**WHAT THE TASK REQUIRES**
Go through the entries below and copy each line containing the word "JURADA".

Data extracted from a collection:
..........

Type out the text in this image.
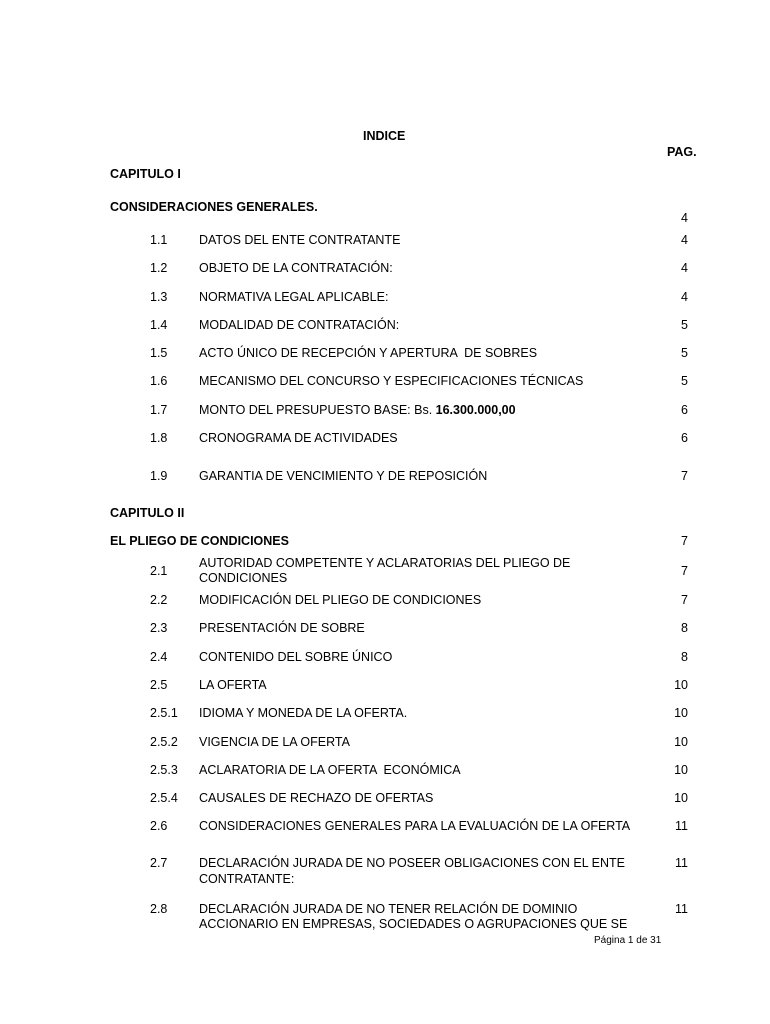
INDICE
PAG.
CAPITULO I
CONSIDERACIONES GENERALES.
4
1.1	DATOS DEL ENTE CONTRATANTE	4
1.2	OBJETO DE LA CONTRATACIÓN:	4
1.3	NORMATIVA LEGAL APLICABLE:	4
1.4	MODALIDAD DE CONTRATACIÓN:	5
1.5	ACTO ÚNICO DE RECEPCIÓN Y APERTURA  DE SOBRES	5
1.6	MECANISMO DEL CONCURSO Y ESPECIFICACIONES TÉCNICAS	5
1.7	MONTO DEL PRESUPUESTO BASE: Bs. 16.300.000,00	6
1.8	CRONOGRAMA DE ACTIVIDADES	6
1.9	GARANTIA DE VENCIMIENTO Y DE REPOSICIÓN	7
CAPITULO II
EL PLIEGO DE CONDICIONES	7
2.1
AUTORIDAD COMPETENTE Y ACLARATORIAS DEL PLIEGO DE
CONDICIONES	7
2.2	MODIFICACIÓN DEL PLIEGO DE CONDICIONES	7
2.3	PRESENTACIÓN DE SOBRE	8
2.4	CONTENIDO DEL SOBRE ÚNICO	8
2.5	LA OFERTA	10
2.5.1 IDIOMA Y MONEDA DE LA OFERTA.	10
2.5.2 VIGENCIA DE LA OFERTA	10
2.5.3 ACLARATORIA DE LA OFERTA  ECONÓMICA	10
2.5.4 CAUSALES DE RECHAZO DE OFERTAS	10
2.6	CONSIDERACIONES GENERALES PARA LA EVALUACIÓN DE LA OFERTA	11
2.7	DECLARACIÓN JURADA DE NO POSEER OBLIGACIONES CON EL ENTE
CONTRATANTE:
11
2.8	DECLARACIÓN JURADA DE NO TENER RELACIÓN DE DOMINIO
ACCIONARIO EN EMPRESAS, SOCIEDADES O AGRUPACIONES QUE SE
11
Página 1 de 31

..........

**WRITTEN ANSWER**
2.7	DECLARACIÓN JURADA DE NO POSEER OBLIGACIONES CON EL ENTE
2.8	DECLARACIÓN JURADA DE NO TENER RELACIÓN DE DOMINIO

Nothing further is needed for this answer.